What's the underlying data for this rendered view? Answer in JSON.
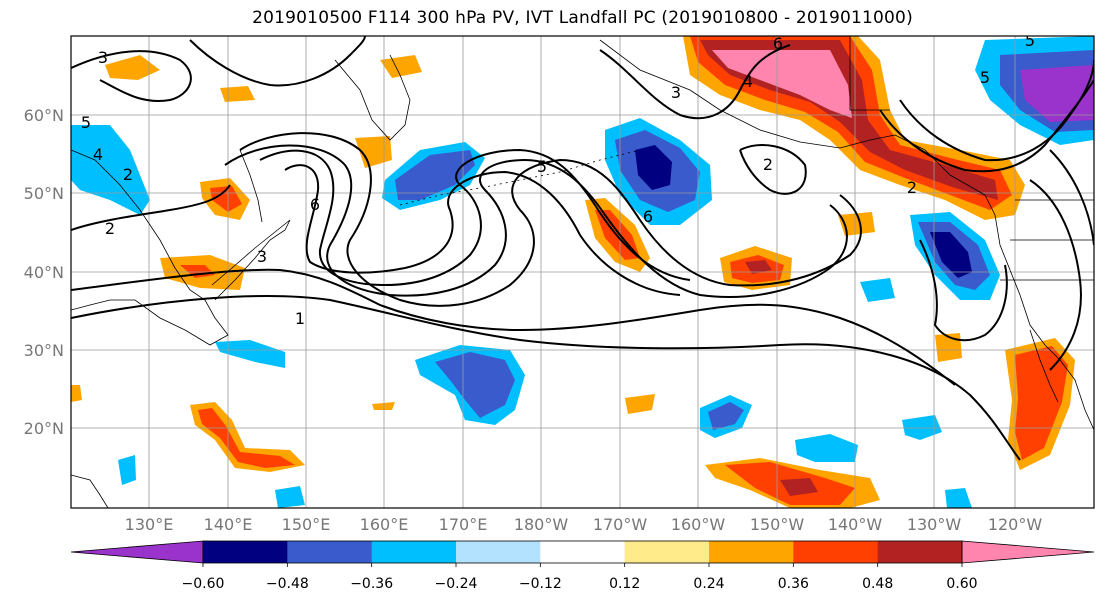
{
  "title": "2019010500 F114 300 hPa PV, IVT Landfall PC (2019010800 - 2019011000)",
  "lat_labels": [
    "60°N",
    "50°N",
    "40°N",
    "30°N",
    "20°N"
  ],
  "lon_labels": [
    "130°E",
    "140°E",
    "150°E",
    "160°E",
    "170°E",
    "180°W",
    "170°W",
    "160°W",
    "150°W",
    "140°W",
    "130°W",
    "120°W"
  ],
  "colorbar": {
    "colors": [
      "#9933cc",
      "#000080",
      "#3a5bcc",
      "#00bfff",
      "#b3e2ff",
      "#ffffff",
      "#ffeb8a",
      "#ffa500",
      "#ff4000",
      "#b22222",
      "#ff85ae"
    ],
    "tick_labels": [
      "−0.60",
      "−0.48",
      "−0.36",
      "−0.24",
      "−0.12",
      "0.12",
      "0.24",
      "0.36",
      "0.48",
      "0.60"
    ]
  },
  "contour_labels": [
    "3",
    "6",
    "4",
    "3",
    "5",
    "5",
    "4",
    "2",
    "6",
    "5",
    "6",
    "2",
    "3",
    "1",
    "2",
    "5",
    "2"
  ]
}
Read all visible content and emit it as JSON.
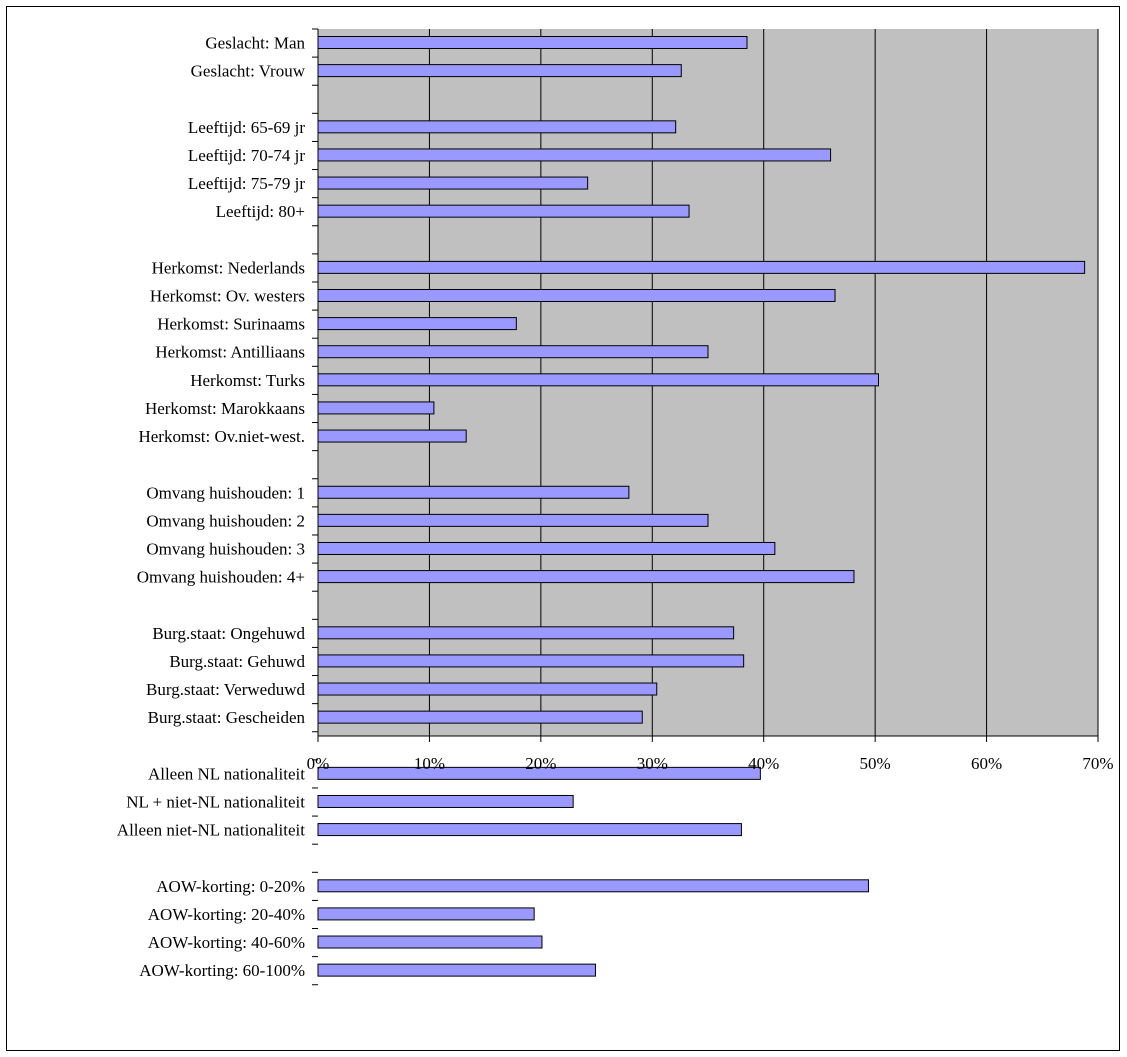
{
  "chart_data": {
    "type": "bar",
    "orientation": "horizontal",
    "title": "",
    "xlabel": "",
    "ylabel": "",
    "xlim": [
      0,
      70
    ],
    "x_unit": "%",
    "x_ticks": [
      "0%",
      "10%",
      "20%",
      "30%",
      "40%",
      "50%",
      "60%",
      "70%"
    ],
    "grid": true,
    "legend": "none",
    "colors": {
      "bar_fill": "#9999ff",
      "bar_stroke": "#000000",
      "plot_background": "#c0c0c0",
      "gridline": "#000000"
    },
    "categories": [
      "Geslacht: Man",
      "Geslacht: Vrouw",
      "",
      "Leeftijd: 65-69 jr",
      "Leeftijd: 70-74 jr",
      "Leeftijd: 75-79 jr",
      "Leeftijd: 80+",
      "",
      "Herkomst: Nederlands",
      "Herkomst: Ov. westers",
      "Herkomst: Surinaams",
      "Herkomst: Antilliaans",
      "Herkomst: Turks",
      "Herkomst: Marokkaans",
      "Herkomst: Ov.niet-west.",
      "",
      "Omvang huishouden: 1",
      "Omvang huishouden: 2",
      "Omvang huishouden: 3",
      "Omvang huishouden: 4+",
      "",
      "Burg.staat: Ongehuwd",
      "Burg.staat: Gehuwd",
      "Burg.staat: Verweduwd",
      "Burg.staat: Gescheiden",
      "",
      "Alleen NL nationaliteit",
      "NL + niet-NL nationaliteit",
      "Alleen niet-NL nationaliteit",
      "",
      "AOW-korting: 0-20%",
      "AOW-korting: 20-40%",
      "AOW-korting: 40-60%",
      "AOW-korting: 60-100%"
    ],
    "values": [
      38.5,
      32.6,
      null,
      32.1,
      46.0,
      24.2,
      33.3,
      null,
      68.8,
      46.4,
      17.8,
      35.0,
      50.3,
      10.4,
      13.3,
      null,
      27.9,
      35.0,
      41.0,
      48.1,
      null,
      37.3,
      38.2,
      30.4,
      29.1,
      null,
      39.7,
      22.9,
      38.0,
      null,
      49.4,
      19.4,
      20.1,
      24.9
    ]
  }
}
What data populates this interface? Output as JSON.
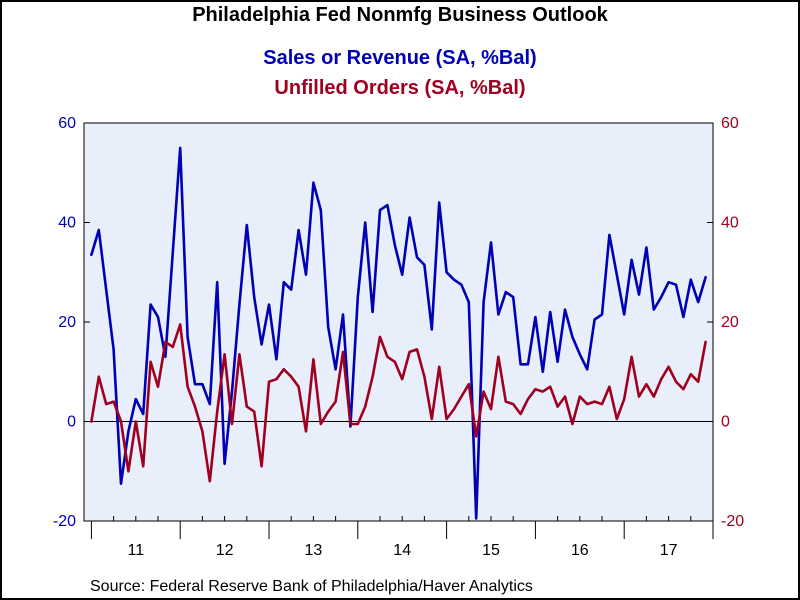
{
  "title": "Philadelphia Fed Nonmfg Business Outlook",
  "source": "Source:  Federal Reserve Bank of Philadelphia/Haver Analytics",
  "colors": {
    "plot_background": "#E8EEFA",
    "sales": "#0000B4",
    "unfilled": "#A00020",
    "zero_line": "#000000"
  },
  "chart_data": {
    "type": "line",
    "title": "Philadelphia Fed Nonmfg Business Outlook",
    "x_tick_labels": [
      "11",
      "12",
      "13",
      "14",
      "15",
      "16",
      "17"
    ],
    "x_start": "2010-12",
    "x_end": "2018-01",
    "y_left": {
      "min": -20,
      "max": 60,
      "ticks": [
        -20,
        0,
        20,
        40,
        60
      ]
    },
    "y_right": {
      "min": -20,
      "max": 60,
      "ticks": [
        -20,
        0,
        20,
        40,
        60
      ]
    },
    "grid": false,
    "legend": "top-center",
    "series": [
      {
        "name": "Sales or Revenue (SA, %Bal)",
        "axis": "left",
        "color": "#0000B4",
        "values": [
          33.5,
          38.5,
          26.5,
          14.5,
          -12.5,
          -2,
          4.5,
          1.5,
          23.5,
          21,
          13,
          34,
          55,
          17,
          7.5,
          7.5,
          3.5,
          28,
          -8.5,
          6,
          23.5,
          39.5,
          25,
          15.5,
          23.5,
          12.5,
          28,
          26.5,
          38.5,
          29.5,
          48,
          42.5,
          19,
          10.5,
          21.5,
          -1,
          25,
          40,
          22,
          42.5,
          43.5,
          35.5,
          29.5,
          41,
          33,
          31.5,
          18.5,
          44,
          30,
          28.5,
          27.5,
          24,
          -19.5,
          24,
          36,
          21.5,
          26,
          25,
          11.5,
          11.5,
          21,
          10,
          22,
          12,
          22.5,
          17,
          13.5,
          10.5,
          20.5,
          21.5,
          37.5,
          29.5,
          21.5,
          32.5,
          25.5,
          35,
          22.5,
          25,
          28,
          27.5,
          21,
          28.5,
          24,
          29
        ]
      },
      {
        "name": "Unfilled Orders (SA, %Bal)",
        "axis": "right",
        "color": "#A00020",
        "values": [
          0,
          9,
          3.5,
          4,
          0,
          -10,
          0,
          -9,
          12,
          7,
          16,
          15,
          19.5,
          7,
          3,
          -2,
          -12,
          2,
          13.5,
          -0.5,
          13.5,
          3,
          2,
          -9,
          8,
          8.5,
          10.5,
          9,
          7,
          -2,
          12.5,
          -0.5,
          2,
          4,
          14,
          -0.5,
          -0.5,
          3,
          9,
          17,
          13,
          12,
          8.5,
          14,
          14.5,
          9,
          0.5,
          11,
          0.5,
          2.5,
          5,
          7.5,
          -3,
          6,
          2.5,
          13,
          4,
          3.5,
          1.5,
          4.5,
          6.5,
          6,
          7,
          3,
          5,
          -0.5,
          5,
          3.5,
          4,
          3.5,
          7,
          0.5,
          4.5,
          13,
          5,
          7.5,
          5,
          8.5,
          11,
          8,
          6.5,
          9.5,
          8,
          16
        ]
      }
    ]
  }
}
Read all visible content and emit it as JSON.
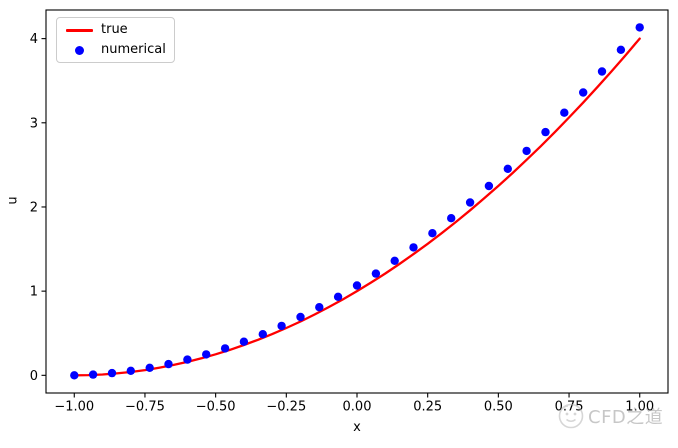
{
  "figure": {
    "background": "#ffffff",
    "watermark": {
      "text": "CFD之道",
      "color": "#9a9a9a",
      "logo_icon": "doodle-face-circle-icon"
    }
  },
  "chart_data": {
    "type": "line+scatter",
    "title": "",
    "xlabel": "x",
    "ylabel": "u",
    "xlim": [
      -1.1,
      1.1
    ],
    "ylim": [
      -0.21,
      4.34
    ],
    "grid": false,
    "frame_color": "#000000",
    "x_ticks": {
      "values": [
        -1.0,
        -0.75,
        -0.5,
        -0.25,
        0.0,
        0.25,
        0.5,
        0.75,
        1.0
      ],
      "labels": [
        "−1.00",
        "−0.75",
        "−0.50",
        "−0.25",
        "0.00",
        "0.25",
        "0.50",
        "0.75",
        "1.00"
      ]
    },
    "y_ticks": {
      "values": [
        0,
        1,
        2,
        3,
        4
      ],
      "labels": [
        "0",
        "1",
        "2",
        "3",
        "4"
      ]
    },
    "legend": {
      "position": "upper-left",
      "entries": [
        {
          "label": "true",
          "type": "line",
          "color": "#ff0000"
        },
        {
          "label": "numerical",
          "type": "marker",
          "color": "#0000ff"
        }
      ]
    },
    "series": [
      {
        "name": "true",
        "type": "line",
        "color": "#ff0000",
        "linewidth": 2.3,
        "x": [
          -1.0,
          -0.95,
          -0.9,
          -0.85,
          -0.8,
          -0.75,
          -0.7,
          -0.65,
          -0.6,
          -0.55,
          -0.5,
          -0.45,
          -0.4,
          -0.35,
          -0.3,
          -0.25,
          -0.2,
          -0.15,
          -0.1,
          -0.05,
          0.0,
          0.05,
          0.1,
          0.15,
          0.2,
          0.25,
          0.3,
          0.35,
          0.4,
          0.45,
          0.5,
          0.55,
          0.6,
          0.65,
          0.7,
          0.75,
          0.8,
          0.85,
          0.9,
          0.95,
          1.0
        ],
        "y": [
          0.0,
          0.0025,
          0.01,
          0.0225,
          0.04,
          0.0625,
          0.09,
          0.1225,
          0.16,
          0.2025,
          0.25,
          0.3025,
          0.36,
          0.4225,
          0.49,
          0.5625,
          0.64,
          0.7225,
          0.81,
          0.9025,
          1.0,
          1.1025,
          1.21,
          1.3225,
          1.44,
          1.5625,
          1.69,
          1.8225,
          1.96,
          2.1025,
          2.25,
          2.4025,
          2.56,
          2.7225,
          2.89,
          3.0625,
          3.24,
          3.4225,
          3.61,
          3.8025,
          4.0
        ]
      },
      {
        "name": "numerical",
        "type": "scatter",
        "color": "#0000ff",
        "marker_radius": 4.2,
        "x": [
          -1.0,
          -0.9333,
          -0.8667,
          -0.8,
          -0.7333,
          -0.6667,
          -0.6,
          -0.5333,
          -0.4667,
          -0.4,
          -0.3333,
          -0.2667,
          -0.2,
          -0.1333,
          -0.0667,
          0.0,
          0.0667,
          0.1333,
          0.2,
          0.2667,
          0.3333,
          0.4,
          0.4667,
          0.5333,
          0.6,
          0.6667,
          0.7333,
          0.8,
          0.8667,
          0.9333,
          1.0
        ],
        "y": [
          0.0,
          0.0089,
          0.0267,
          0.0533,
          0.0889,
          0.1333,
          0.1867,
          0.2489,
          0.32,
          0.4,
          0.4889,
          0.5867,
          0.6933,
          0.8089,
          0.9333,
          1.0667,
          1.2089,
          1.36,
          1.52,
          1.6889,
          1.8667,
          2.0533,
          2.2489,
          2.4533,
          2.6667,
          2.8889,
          3.12,
          3.36,
          3.6089,
          3.8667,
          4.1333
        ]
      }
    ]
  }
}
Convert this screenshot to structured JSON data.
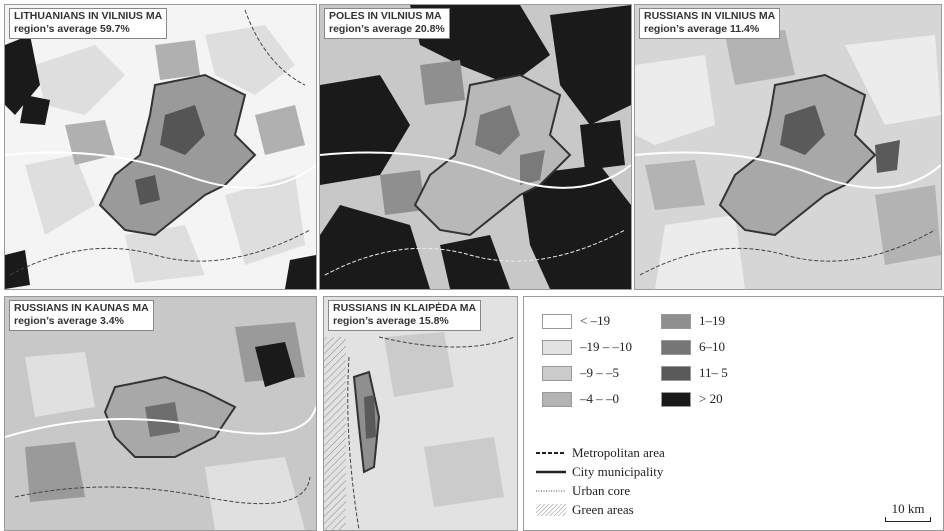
{
  "panels": [
    {
      "title": "LITHUANIANS IN VILNIUS MA",
      "avg": "region’s average 59.7%",
      "base": "#f2f2f2"
    },
    {
      "title": "POLES IN VILNIUS MA",
      "avg": "region’s average 20.8%",
      "base": "#c8c8c8"
    },
    {
      "title": "RUSSIANS IN VILNIUS MA",
      "avg": "region’s average 11.4%",
      "base": "#dadada"
    },
    {
      "title": "RUSSIANS IN KAUNAS MA",
      "avg": "region’s average 3.4%",
      "base": "#c9c9c9"
    },
    {
      "title": "RUSSIANS IN KLAIPĖDA MA",
      "avg": "region’s average 15.8%",
      "base": "#e4e4e4"
    }
  ],
  "legend": {
    "classes": [
      {
        "label": "< –19",
        "color": "#ffffff"
      },
      {
        "label": "–19 – –10",
        "color": "#e2e2e2"
      },
      {
        "label": "–9 – –5",
        "color": "#cbcbcb"
      },
      {
        "label": "–4 – –0",
        "color": "#b3b3b3"
      },
      {
        "label": "1–19",
        "color": "#8f8f8f"
      },
      {
        "label": "6–10",
        "color": "#767676"
      },
      {
        "label": "11– 5",
        "color": "#5a5a5a"
      },
      {
        "label": "> 20",
        "color": "#1a1a1a"
      }
    ],
    "lines": [
      {
        "label": "Metropolitan area"
      },
      {
        "label": "City municipality"
      },
      {
        "label": "Urban core"
      },
      {
        "label": "Green areas"
      }
    ],
    "scale": "10 km"
  }
}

----------------

* **Exercise directions**
From the data, list each line in which the string "Nonmfg" appears.

* **Solution to this task**
  "title": "Philadelphia Fed Nonmfg Business Outlook",
    "title": "Philadelphia Fed Nonmfg Business Outlook",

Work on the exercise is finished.